* EXERCISE DETAILS *
Each record that follows is to be output in full, precisely as written.

* DATASET RECORDS *
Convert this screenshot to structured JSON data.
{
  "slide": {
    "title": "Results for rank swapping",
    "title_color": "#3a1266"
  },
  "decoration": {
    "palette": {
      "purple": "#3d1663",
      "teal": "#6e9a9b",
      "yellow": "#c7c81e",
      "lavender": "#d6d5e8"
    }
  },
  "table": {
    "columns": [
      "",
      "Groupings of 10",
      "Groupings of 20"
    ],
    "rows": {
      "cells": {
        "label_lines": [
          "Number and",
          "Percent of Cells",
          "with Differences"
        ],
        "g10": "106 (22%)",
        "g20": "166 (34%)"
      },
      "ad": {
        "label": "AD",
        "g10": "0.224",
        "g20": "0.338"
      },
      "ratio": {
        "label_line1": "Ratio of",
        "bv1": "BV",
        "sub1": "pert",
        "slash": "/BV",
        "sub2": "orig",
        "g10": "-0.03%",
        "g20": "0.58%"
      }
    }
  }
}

* TASK ANSWER *
Convert this screenshot to structured JSON data.
{
  "slide": {
    "title": "Results for rank swapping",
    "title_color": "#3a1266"
  },
  "decoration": {
    "palette": {
      "purple": "#3d1663",
      "teal": "#6e9a9b",
      "yellow": "#c7c81e",
      "lavender": "#d6d5e8"
    }
  },
  "table": {
    "columns": [
      "",
      "Groupings of 10",
      "Groupings of 20"
    ],
    "rows": {
      "cells": {
        "label_lines": [
          "Number and",
          "Percent of Cells",
          "with Differences"
        ],
        "g10": "106 (22%)",
        "g20": "166 (34%)"
      },
      "ad": {
        "label": "AD",
        "g10": "0.224",
        "g20": "0.338"
      },
      "ratio": {
        "label_line1": "Ratio of",
        "bv1": "BV",
        "sub1": "pert",
        "slash": "/BV",
        "sub2": "orig",
        "g10": "-0.03%",
        "g20": "0.58%"
      }
    }
  }
}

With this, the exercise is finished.